* _Your objective_
Retype all of the data. Every line must match exactly.
>>
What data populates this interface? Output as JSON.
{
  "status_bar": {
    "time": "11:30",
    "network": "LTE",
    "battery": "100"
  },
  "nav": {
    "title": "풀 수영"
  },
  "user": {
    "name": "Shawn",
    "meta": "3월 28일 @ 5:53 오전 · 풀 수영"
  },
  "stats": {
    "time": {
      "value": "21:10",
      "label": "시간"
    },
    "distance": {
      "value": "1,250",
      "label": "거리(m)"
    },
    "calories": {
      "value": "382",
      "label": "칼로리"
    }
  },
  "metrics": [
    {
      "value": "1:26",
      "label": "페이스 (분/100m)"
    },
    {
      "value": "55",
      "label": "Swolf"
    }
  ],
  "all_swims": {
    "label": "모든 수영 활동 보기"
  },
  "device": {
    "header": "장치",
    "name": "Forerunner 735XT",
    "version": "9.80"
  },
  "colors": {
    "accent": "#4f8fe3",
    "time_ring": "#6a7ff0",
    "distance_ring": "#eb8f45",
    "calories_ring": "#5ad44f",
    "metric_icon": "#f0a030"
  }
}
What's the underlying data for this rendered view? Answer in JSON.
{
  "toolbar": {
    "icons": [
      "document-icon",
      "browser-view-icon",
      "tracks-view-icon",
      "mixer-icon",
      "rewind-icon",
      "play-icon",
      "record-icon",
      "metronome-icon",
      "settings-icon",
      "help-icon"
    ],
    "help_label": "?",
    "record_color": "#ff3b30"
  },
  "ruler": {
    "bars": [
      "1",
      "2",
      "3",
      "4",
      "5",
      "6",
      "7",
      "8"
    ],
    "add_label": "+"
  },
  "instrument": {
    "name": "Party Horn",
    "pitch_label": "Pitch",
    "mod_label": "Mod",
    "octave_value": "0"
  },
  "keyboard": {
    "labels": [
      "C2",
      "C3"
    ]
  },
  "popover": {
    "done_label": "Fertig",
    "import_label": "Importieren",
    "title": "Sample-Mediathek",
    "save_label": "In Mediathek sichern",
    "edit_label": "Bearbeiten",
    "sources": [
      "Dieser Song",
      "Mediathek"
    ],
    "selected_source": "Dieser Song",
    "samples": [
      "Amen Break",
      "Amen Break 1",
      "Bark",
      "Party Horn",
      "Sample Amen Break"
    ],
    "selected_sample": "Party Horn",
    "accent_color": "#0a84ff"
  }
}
<<
* _Result of this task_
What data populates this interface? Output as JSON.
{
  "status_bar": {
    "time": "11:30",
    "network": "LTE",
    "battery": "100"
  },
  "nav": {
    "title": "풀 수영"
  },
  "user": {
    "name": "Shawn",
    "meta": "3월 28일 @ 5:53 오전 · 풀 수영"
  },
  "stats": {
    "time": {
      "value": "21:10",
      "label": "시간"
    },
    "distance": {
      "value": "1,250",
      "label": "거리(m)"
    },
    "calories": {
      "value": "382",
      "label": "칼로리"
    }
  },
  "metrics": [
    {
      "value": "1:26",
      "label": "페이스 (분/100m)"
    },
    {
      "value": "55",
      "label": "Swolf"
    }
  ],
  "all_swims": {
    "label": "모든 수영 활동 보기"
  },
  "device": {
    "header": "장치",
    "name": "Forerunner 735XT",
    "version": "9.80"
  },
  "colors": {
    "accent": "#4f8fe3",
    "time_ring": "#6a7ff0",
    "distance_ring": "#eb8f45",
    "calories_ring": "#5ad44f",
    "metric_icon": "#f0a030"
  }
}
What's the underlying data for this rendered view? Answer in JSON.
{
  "toolbar": {
    "icons": [
      "document-icon",
      "browser-view-icon",
      "tracks-view-icon",
      "mixer-icon",
      "rewind-icon",
      "play-icon",
      "record-icon",
      "metronome-icon",
      "settings-icon",
      "help-icon"
    ],
    "help_label": "?",
    "record_color": "#ff3b30"
  },
  "ruler": {
    "bars": [
      "1",
      "2",
      "3",
      "4",
      "5",
      "6",
      "7",
      "8"
    ],
    "add_label": "+"
  },
  "instrument": {
    "name": "Party Horn",
    "pitch_label": "Pitch",
    "mod_label": "Mod",
    "octave_value": "0"
  },
  "keyboard": {
    "labels": [
      "C2",
      "C3"
    ]
  },
  "popover": {
    "done_label": "Fertig",
    "import_label": "Importieren",
    "title": "Sample-Mediathek",
    "save_label": "In Mediathek sichern",
    "edit_label": "Bearbeiten",
    "sources": [
      "Dieser Song",
      "Mediathek"
    ],
    "selected_source": "Dieser Song",
    "samples": [
      "Amen Break",
      "Amen Break 1",
      "Bark",
      "Party Horn",
      "Sample Amen Break"
    ],
    "selected_sample": "Party Horn",
    "accent_color": "#0a84ff"
  }
}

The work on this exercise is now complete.